Extracts from a graphics dataset:
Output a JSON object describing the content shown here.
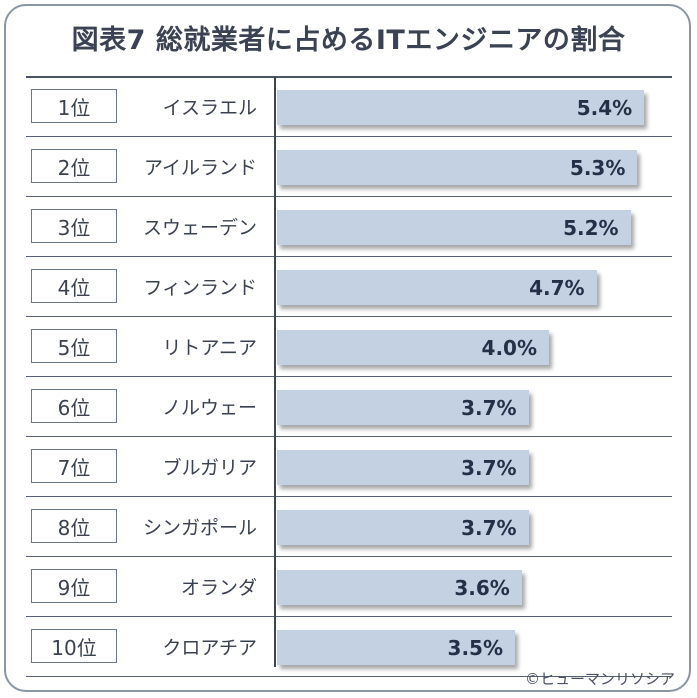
{
  "title": "図表7 総就業者に占めるITエンジニアの割合",
  "credit": "©ヒューマンリソシア",
  "chart_data": {
    "type": "bar",
    "orientation": "horizontal",
    "title": "図表7 総就業者に占めるITエンジニアの割合",
    "unit": "%",
    "xlim": [
      0,
      6.2
    ],
    "grid": false,
    "ranks": [
      "1位",
      "2位",
      "3位",
      "4位",
      "5位",
      "6位",
      "7位",
      "8位",
      "9位",
      "10位"
    ],
    "categories": [
      "イスラエル",
      "アイルランド",
      "スウェーデン",
      "フィンランド",
      "リトアニア",
      "ノルウェー",
      "ブルガリア",
      "シンガポール",
      "オランダ",
      "クロアチア"
    ],
    "values": [
      5.4,
      5.3,
      5.2,
      4.7,
      4.0,
      3.7,
      3.7,
      3.7,
      3.6,
      3.5
    ],
    "labels": [
      "5.4%",
      "5.3%",
      "5.2%",
      "4.7%",
      "4.0%",
      "3.7%",
      "3.7%",
      "3.7%",
      "3.6%",
      "3.5%"
    ],
    "colors": {
      "bar": "#c4d1e2",
      "label": "#243047",
      "rule": "#4a5466"
    }
  }
}
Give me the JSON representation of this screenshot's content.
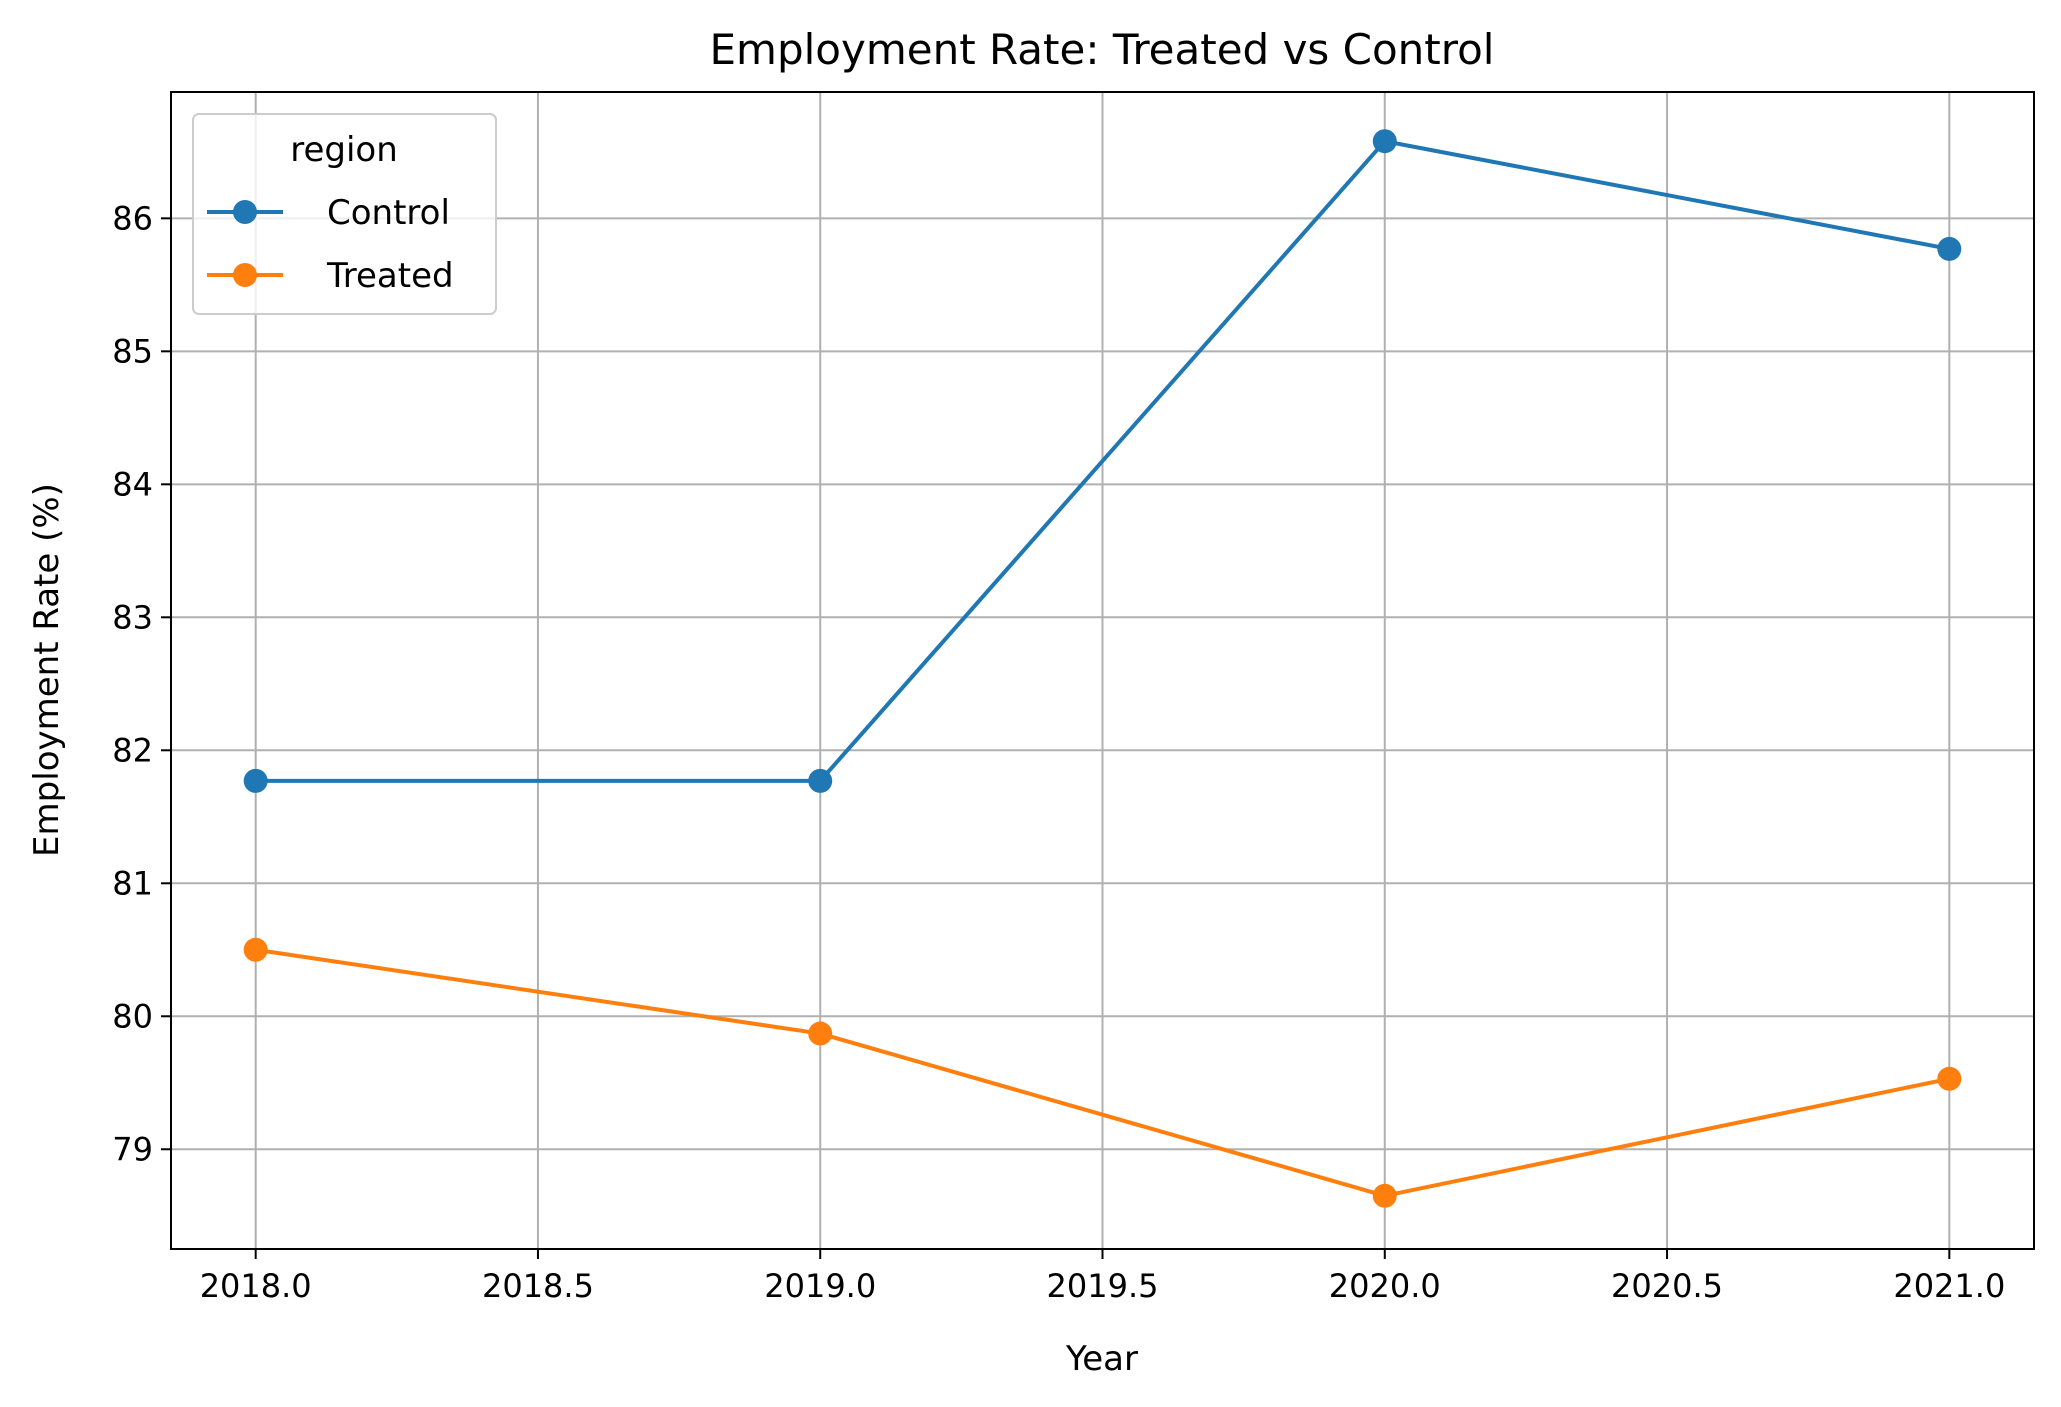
{
  "chart_data": {
    "type": "line",
    "title": "Employment Rate: Treated vs Control",
    "xlabel": "Year",
    "ylabel": "Employment Rate (%)",
    "x": [
      2018,
      2019,
      2020,
      2021
    ],
    "xlim": [
      2017.85,
      2021.15
    ],
    "ylim": [
      78.25,
      86.95
    ],
    "x_ticks": [
      "2018.0",
      "2018.5",
      "2019.0",
      "2019.5",
      "2020.0",
      "2020.5",
      "2021.0"
    ],
    "y_ticks": [
      "79",
      "80",
      "81",
      "82",
      "83",
      "84",
      "85",
      "86"
    ],
    "grid": true,
    "legend": {
      "title": "region",
      "placement": "upper-left"
    },
    "series": [
      {
        "name": "Control",
        "color": "#1f77b4",
        "values": [
          81.77,
          81.77,
          86.58,
          85.77
        ]
      },
      {
        "name": "Treated",
        "color": "#ff7f0e",
        "values": [
          80.5,
          79.87,
          78.65,
          79.53
        ]
      }
    ]
  }
}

OBJECTIVE:
Output every entry exactly as given; pictures are not part of the copy.

EXERCISE SOLUTION:
Output a JSON object describing the content shown here.
{
  "title": "図表7 総就業者に占めるITエンジニアの割合",
  "credit": "©ヒューマンリソシア",
  "chart_data": {
    "type": "bar",
    "orientation": "horizontal",
    "title": "図表7 総就業者に占めるITエンジニアの割合",
    "unit": "%",
    "xlim": [
      0,
      6.2
    ],
    "grid": false,
    "ranks": [
      "1位",
      "2位",
      "3位",
      "4位",
      "5位",
      "6位",
      "7位",
      "8位",
      "9位",
      "10位"
    ],
    "categories": [
      "イスラエル",
      "アイルランド",
      "スウェーデン",
      "フィンランド",
      "リトアニア",
      "ノルウェー",
      "ブルガリア",
      "シンガポール",
      "オランダ",
      "クロアチア"
    ],
    "values": [
      5.4,
      5.3,
      5.2,
      4.7,
      4.0,
      3.7,
      3.7,
      3.7,
      3.6,
      3.5
    ],
    "labels": [
      "5.4%",
      "5.3%",
      "5.2%",
      "4.7%",
      "4.0%",
      "3.7%",
      "3.7%",
      "3.7%",
      "3.6%",
      "3.5%"
    ],
    "colors": {
      "bar": "#c4d1e2",
      "label": "#243047",
      "rule": "#4a5466"
    }
  }
}
Give me the JSON representation of this screenshot's content.
{
  "chart_data": {
    "type": "line",
    "title": "Employment Rate: Treated vs Control",
    "xlabel": "Year",
    "ylabel": "Employment Rate (%)",
    "x": [
      2018,
      2019,
      2020,
      2021
    ],
    "xlim": [
      2017.85,
      2021.15
    ],
    "ylim": [
      78.25,
      86.95
    ],
    "x_ticks": [
      "2018.0",
      "2018.5",
      "2019.0",
      "2019.5",
      "2020.0",
      "2020.5",
      "2021.0"
    ],
    "y_ticks": [
      "79",
      "80",
      "81",
      "82",
      "83",
      "84",
      "85",
      "86"
    ],
    "grid": true,
    "legend": {
      "title": "region",
      "placement": "upper-left"
    },
    "series": [
      {
        "name": "Control",
        "color": "#1f77b4",
        "values": [
          81.77,
          81.77,
          86.58,
          85.77
        ]
      },
      {
        "name": "Treated",
        "color": "#ff7f0e",
        "values": [
          80.5,
          79.87,
          78.65,
          79.53
        ]
      }
    ]
  }
}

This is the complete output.